● Dataset excerpt:
* start *
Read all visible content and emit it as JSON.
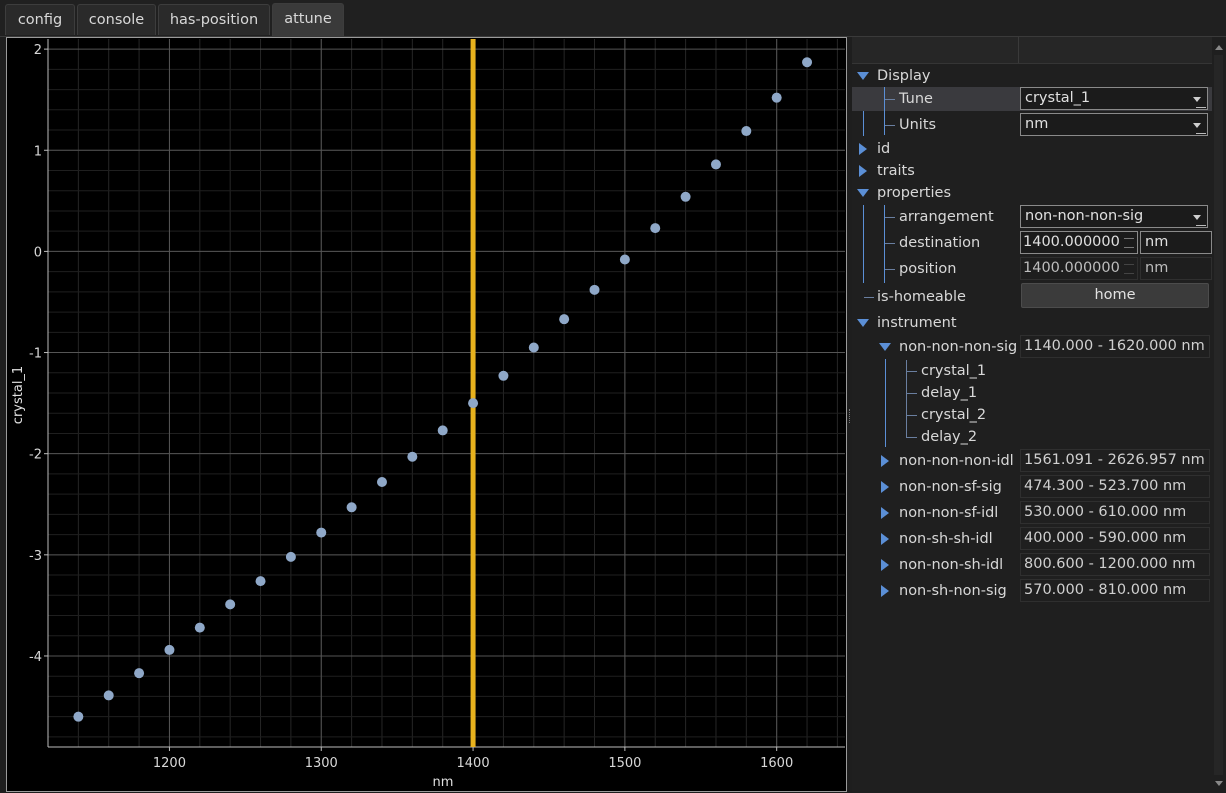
{
  "tabs": [
    "config",
    "console",
    "has-position",
    "attune"
  ],
  "active_tab": "attune",
  "chart_data": {
    "type": "scatter",
    "xlabel": "nm",
    "ylabel": "crystal_1",
    "xlim": [
      1120,
      1645
    ],
    "ylim": [
      -4.9,
      2.1
    ],
    "xticks": [
      1200,
      1300,
      1400,
      1500,
      1600
    ],
    "yticks": [
      2,
      1,
      0,
      -1,
      -2,
      -3,
      -4
    ],
    "grid": true,
    "x": [
      1140,
      1160,
      1180,
      1200,
      1220,
      1240,
      1260,
      1280,
      1300,
      1320,
      1340,
      1360,
      1380,
      1400,
      1420,
      1440,
      1460,
      1480,
      1500,
      1520,
      1540,
      1560,
      1580,
      1600,
      1620
    ],
    "y": [
      -4.6,
      -4.39,
      -4.17,
      -3.94,
      -3.72,
      -3.49,
      -3.26,
      -3.02,
      -2.78,
      -2.53,
      -2.28,
      -2.03,
      -1.77,
      -1.5,
      -1.23,
      -0.95,
      -0.67,
      -0.38,
      -0.08,
      0.23,
      0.54,
      0.86,
      1.19,
      1.52,
      1.87
    ],
    "marker_color": "#8fa8c8",
    "vline": {
      "x": 1400,
      "color": "#e8b21d"
    }
  },
  "tree": {
    "display": {
      "label": "Display",
      "tune": {
        "label": "Tune",
        "value": "crystal_1"
      },
      "units": {
        "label": "Units",
        "value": "nm"
      }
    },
    "id_label": "id",
    "traits_label": "traits",
    "properties": {
      "label": "properties",
      "arrangement": {
        "label": "arrangement",
        "value": "non-non-non-sig"
      },
      "destination": {
        "label": "destination",
        "value": "1400.000000",
        "unit": "nm"
      },
      "position": {
        "label": "position",
        "value": "1400.000000",
        "unit": "nm"
      }
    },
    "is_homeable": {
      "label": "is-homeable",
      "button": "home"
    },
    "instrument": {
      "label": "instrument",
      "arrangements": [
        {
          "name": "non-non-non-sig",
          "range": "1140.000 - 1620.000 nm",
          "expanded": true,
          "children": [
            "crystal_1",
            "delay_1",
            "crystal_2",
            "delay_2"
          ]
        },
        {
          "name": "non-non-non-idl",
          "range": "1561.091 - 2626.957 nm"
        },
        {
          "name": "non-non-sf-sig",
          "range": "474.300 - 523.700 nm"
        },
        {
          "name": "non-non-sf-idl",
          "range": "530.000 - 610.000 nm"
        },
        {
          "name": "non-sh-sh-idl",
          "range": "400.000 - 590.000 nm"
        },
        {
          "name": "non-non-sh-idl",
          "range": "800.600 - 1200.000 nm"
        },
        {
          "name": "non-sh-non-sig",
          "range": "570.000 - 810.000 nm"
        }
      ]
    }
  },
  "colors": {
    "accent": "#5b8fd6",
    "vline": "#e8b21d",
    "marker": "#8fa8c8"
  }
}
* end *
● THE EXERCISE:
Write out the whole listing exactly, and drop the pictures.

● FULL RESPONSE:
Read all visible content and emit it as JSON.
{
  "tabs": [
    "config",
    "console",
    "has-position",
    "attune"
  ],
  "active_tab": "attune",
  "chart_data": {
    "type": "scatter",
    "xlabel": "nm",
    "ylabel": "crystal_1",
    "xlim": [
      1120,
      1645
    ],
    "ylim": [
      -4.9,
      2.1
    ],
    "xticks": [
      1200,
      1300,
      1400,
      1500,
      1600
    ],
    "yticks": [
      2,
      1,
      0,
      -1,
      -2,
      -3,
      -4
    ],
    "grid": true,
    "x": [
      1140,
      1160,
      1180,
      1200,
      1220,
      1240,
      1260,
      1280,
      1300,
      1320,
      1340,
      1360,
      1380,
      1400,
      1420,
      1440,
      1460,
      1480,
      1500,
      1520,
      1540,
      1560,
      1580,
      1600,
      1620
    ],
    "y": [
      -4.6,
      -4.39,
      -4.17,
      -3.94,
      -3.72,
      -3.49,
      -3.26,
      -3.02,
      -2.78,
      -2.53,
      -2.28,
      -2.03,
      -1.77,
      -1.5,
      -1.23,
      -0.95,
      -0.67,
      -0.38,
      -0.08,
      0.23,
      0.54,
      0.86,
      1.19,
      1.52,
      1.87
    ],
    "marker_color": "#8fa8c8",
    "vline": {
      "x": 1400,
      "color": "#e8b21d"
    }
  },
  "tree": {
    "display": {
      "label": "Display",
      "tune": {
        "label": "Tune",
        "value": "crystal_1"
      },
      "units": {
        "label": "Units",
        "value": "nm"
      }
    },
    "id_label": "id",
    "traits_label": "traits",
    "properties": {
      "label": "properties",
      "arrangement": {
        "label": "arrangement",
        "value": "non-non-non-sig"
      },
      "destination": {
        "label": "destination",
        "value": "1400.000000",
        "unit": "nm"
      },
      "position": {
        "label": "position",
        "value": "1400.000000",
        "unit": "nm"
      }
    },
    "is_homeable": {
      "label": "is-homeable",
      "button": "home"
    },
    "instrument": {
      "label": "instrument",
      "arrangements": [
        {
          "name": "non-non-non-sig",
          "range": "1140.000 - 1620.000 nm",
          "expanded": true,
          "children": [
            "crystal_1",
            "delay_1",
            "crystal_2",
            "delay_2"
          ]
        },
        {
          "name": "non-non-non-idl",
          "range": "1561.091 - 2626.957 nm"
        },
        {
          "name": "non-non-sf-sig",
          "range": "474.300 - 523.700 nm"
        },
        {
          "name": "non-non-sf-idl",
          "range": "530.000 - 610.000 nm"
        },
        {
          "name": "non-sh-sh-idl",
          "range": "400.000 - 590.000 nm"
        },
        {
          "name": "non-non-sh-idl",
          "range": "800.600 - 1200.000 nm"
        },
        {
          "name": "non-sh-non-sig",
          "range": "570.000 - 810.000 nm"
        }
      ]
    }
  },
  "colors": {
    "accent": "#5b8fd6",
    "vline": "#e8b21d",
    "marker": "#8fa8c8"
  }
}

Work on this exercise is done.